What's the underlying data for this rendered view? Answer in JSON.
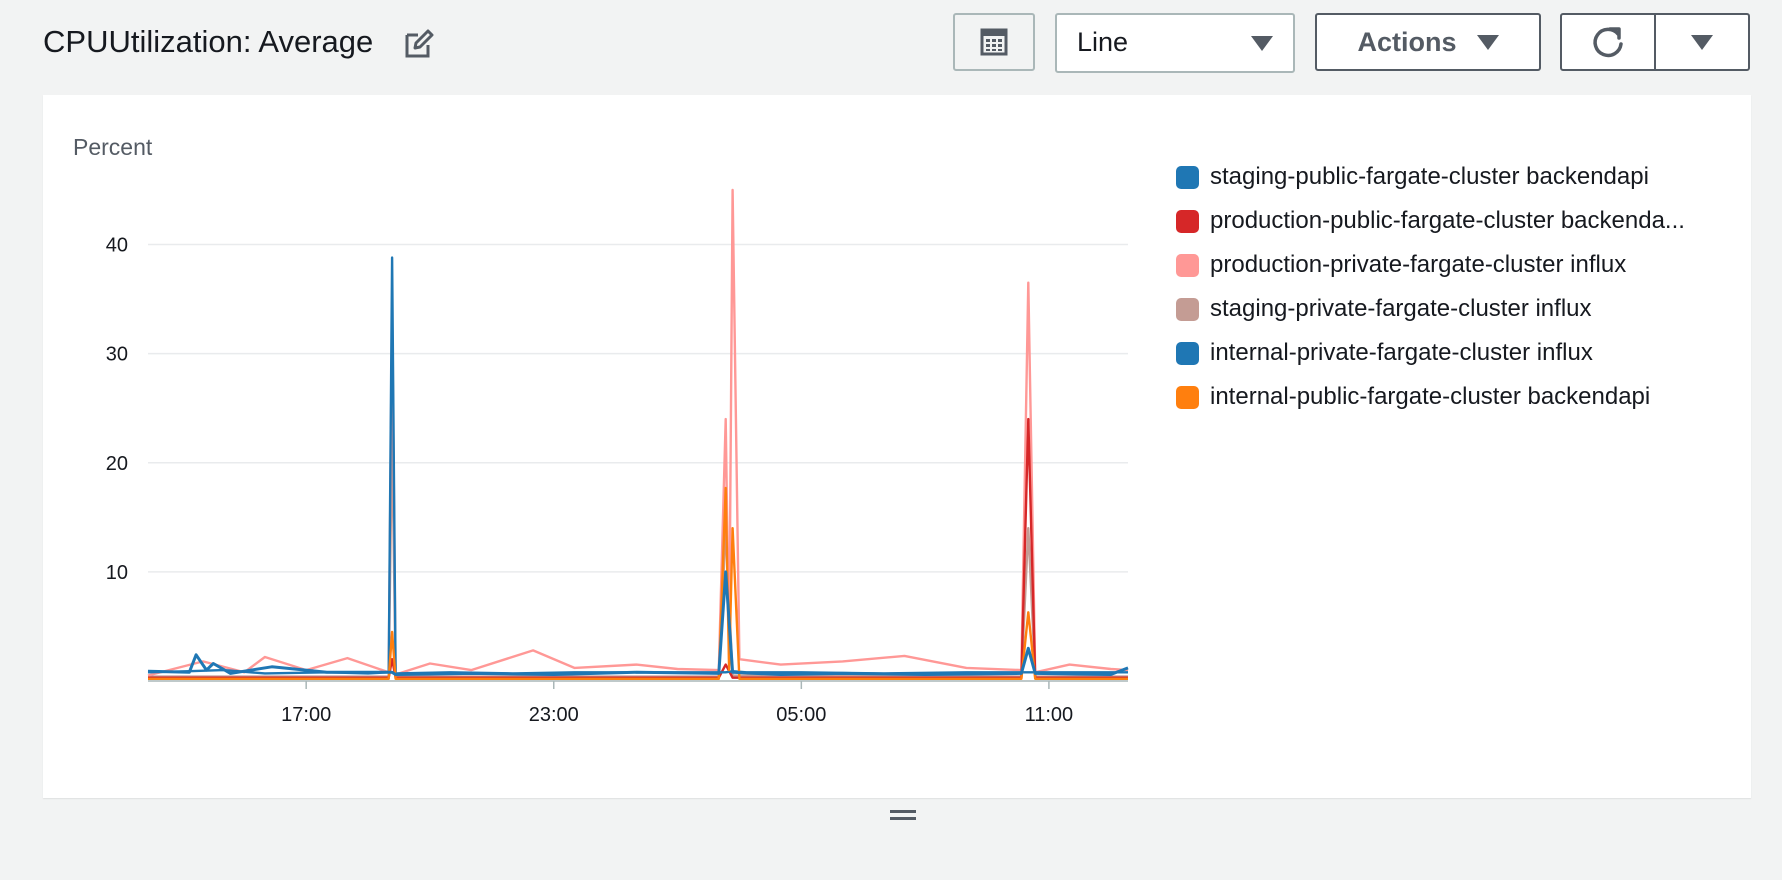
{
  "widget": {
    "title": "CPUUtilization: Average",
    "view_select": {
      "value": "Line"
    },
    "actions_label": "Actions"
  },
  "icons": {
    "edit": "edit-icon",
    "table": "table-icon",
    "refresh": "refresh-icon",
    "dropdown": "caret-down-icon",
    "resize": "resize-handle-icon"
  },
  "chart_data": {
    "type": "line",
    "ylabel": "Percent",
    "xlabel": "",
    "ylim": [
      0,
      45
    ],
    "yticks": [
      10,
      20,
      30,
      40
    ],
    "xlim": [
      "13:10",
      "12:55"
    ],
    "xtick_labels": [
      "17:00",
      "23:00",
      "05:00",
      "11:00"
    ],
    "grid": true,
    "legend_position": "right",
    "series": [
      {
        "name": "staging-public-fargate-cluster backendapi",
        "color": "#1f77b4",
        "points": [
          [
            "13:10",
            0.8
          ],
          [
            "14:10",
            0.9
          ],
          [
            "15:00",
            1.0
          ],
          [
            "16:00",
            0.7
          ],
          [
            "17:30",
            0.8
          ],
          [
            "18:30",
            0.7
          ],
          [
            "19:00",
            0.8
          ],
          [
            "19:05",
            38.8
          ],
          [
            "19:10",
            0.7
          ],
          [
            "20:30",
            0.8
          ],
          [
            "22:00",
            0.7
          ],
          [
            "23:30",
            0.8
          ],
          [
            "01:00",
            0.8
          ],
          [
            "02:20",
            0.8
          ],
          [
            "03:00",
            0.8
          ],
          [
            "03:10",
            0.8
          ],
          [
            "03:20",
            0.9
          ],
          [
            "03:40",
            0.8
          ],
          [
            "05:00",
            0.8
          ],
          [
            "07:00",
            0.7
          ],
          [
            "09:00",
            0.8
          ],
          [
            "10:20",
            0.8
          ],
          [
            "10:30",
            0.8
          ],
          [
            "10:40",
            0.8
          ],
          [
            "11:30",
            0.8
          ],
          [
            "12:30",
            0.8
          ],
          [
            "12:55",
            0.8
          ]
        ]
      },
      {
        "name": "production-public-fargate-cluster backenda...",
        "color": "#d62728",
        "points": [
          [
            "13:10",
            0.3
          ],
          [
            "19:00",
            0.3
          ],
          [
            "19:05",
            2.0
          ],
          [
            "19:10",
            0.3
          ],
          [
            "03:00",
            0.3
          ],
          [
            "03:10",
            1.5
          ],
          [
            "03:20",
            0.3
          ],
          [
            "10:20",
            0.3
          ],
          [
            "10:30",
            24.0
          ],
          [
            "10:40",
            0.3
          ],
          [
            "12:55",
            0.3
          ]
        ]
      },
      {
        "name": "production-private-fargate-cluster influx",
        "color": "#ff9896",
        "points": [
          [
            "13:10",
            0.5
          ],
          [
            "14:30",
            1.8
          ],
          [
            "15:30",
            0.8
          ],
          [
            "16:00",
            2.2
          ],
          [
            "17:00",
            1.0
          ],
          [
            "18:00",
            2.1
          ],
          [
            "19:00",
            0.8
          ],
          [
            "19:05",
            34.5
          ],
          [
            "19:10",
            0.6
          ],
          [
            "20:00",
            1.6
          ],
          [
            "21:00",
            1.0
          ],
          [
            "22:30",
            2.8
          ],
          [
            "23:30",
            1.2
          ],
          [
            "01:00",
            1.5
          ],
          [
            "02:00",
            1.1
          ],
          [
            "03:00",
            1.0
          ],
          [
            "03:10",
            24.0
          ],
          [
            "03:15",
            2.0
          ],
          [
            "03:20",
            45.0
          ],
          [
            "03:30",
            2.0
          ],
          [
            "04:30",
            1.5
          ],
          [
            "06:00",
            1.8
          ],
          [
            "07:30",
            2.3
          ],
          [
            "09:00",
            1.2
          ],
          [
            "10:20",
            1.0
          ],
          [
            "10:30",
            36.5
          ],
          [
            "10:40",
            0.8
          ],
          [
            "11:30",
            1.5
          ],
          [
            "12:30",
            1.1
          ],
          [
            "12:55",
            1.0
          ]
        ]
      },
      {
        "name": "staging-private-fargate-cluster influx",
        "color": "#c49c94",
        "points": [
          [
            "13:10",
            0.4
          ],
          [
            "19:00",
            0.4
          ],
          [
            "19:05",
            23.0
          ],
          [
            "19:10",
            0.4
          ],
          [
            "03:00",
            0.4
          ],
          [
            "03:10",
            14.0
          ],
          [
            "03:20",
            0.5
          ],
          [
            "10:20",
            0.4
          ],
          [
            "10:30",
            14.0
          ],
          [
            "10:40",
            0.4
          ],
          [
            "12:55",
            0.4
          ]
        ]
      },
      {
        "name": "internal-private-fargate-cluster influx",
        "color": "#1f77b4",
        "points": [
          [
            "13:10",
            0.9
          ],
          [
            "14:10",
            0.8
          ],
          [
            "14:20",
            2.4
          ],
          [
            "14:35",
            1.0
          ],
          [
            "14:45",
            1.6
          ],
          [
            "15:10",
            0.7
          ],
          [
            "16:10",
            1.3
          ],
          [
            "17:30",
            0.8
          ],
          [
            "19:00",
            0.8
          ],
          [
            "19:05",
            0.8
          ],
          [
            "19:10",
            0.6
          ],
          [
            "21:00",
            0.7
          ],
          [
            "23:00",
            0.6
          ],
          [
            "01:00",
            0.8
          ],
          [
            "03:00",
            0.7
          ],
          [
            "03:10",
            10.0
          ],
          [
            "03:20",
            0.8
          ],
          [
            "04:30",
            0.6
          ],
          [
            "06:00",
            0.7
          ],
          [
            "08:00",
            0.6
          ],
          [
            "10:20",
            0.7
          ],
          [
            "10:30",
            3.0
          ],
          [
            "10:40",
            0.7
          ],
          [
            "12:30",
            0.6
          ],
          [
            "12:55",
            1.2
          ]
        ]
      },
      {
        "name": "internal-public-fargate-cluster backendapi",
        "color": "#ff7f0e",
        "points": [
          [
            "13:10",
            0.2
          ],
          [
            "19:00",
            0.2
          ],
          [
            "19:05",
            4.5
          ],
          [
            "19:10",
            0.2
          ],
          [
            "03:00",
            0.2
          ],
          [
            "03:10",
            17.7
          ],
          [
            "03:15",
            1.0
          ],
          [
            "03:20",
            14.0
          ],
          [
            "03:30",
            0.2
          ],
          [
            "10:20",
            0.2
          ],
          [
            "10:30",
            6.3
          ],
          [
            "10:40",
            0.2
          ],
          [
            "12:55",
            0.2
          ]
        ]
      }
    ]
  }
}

---

Using the listing above, show every line that includes the string "staging".

        "name": "staging-public-fargate-cluster backendapi",
        "name": "staging-private-fargate-cluster influx",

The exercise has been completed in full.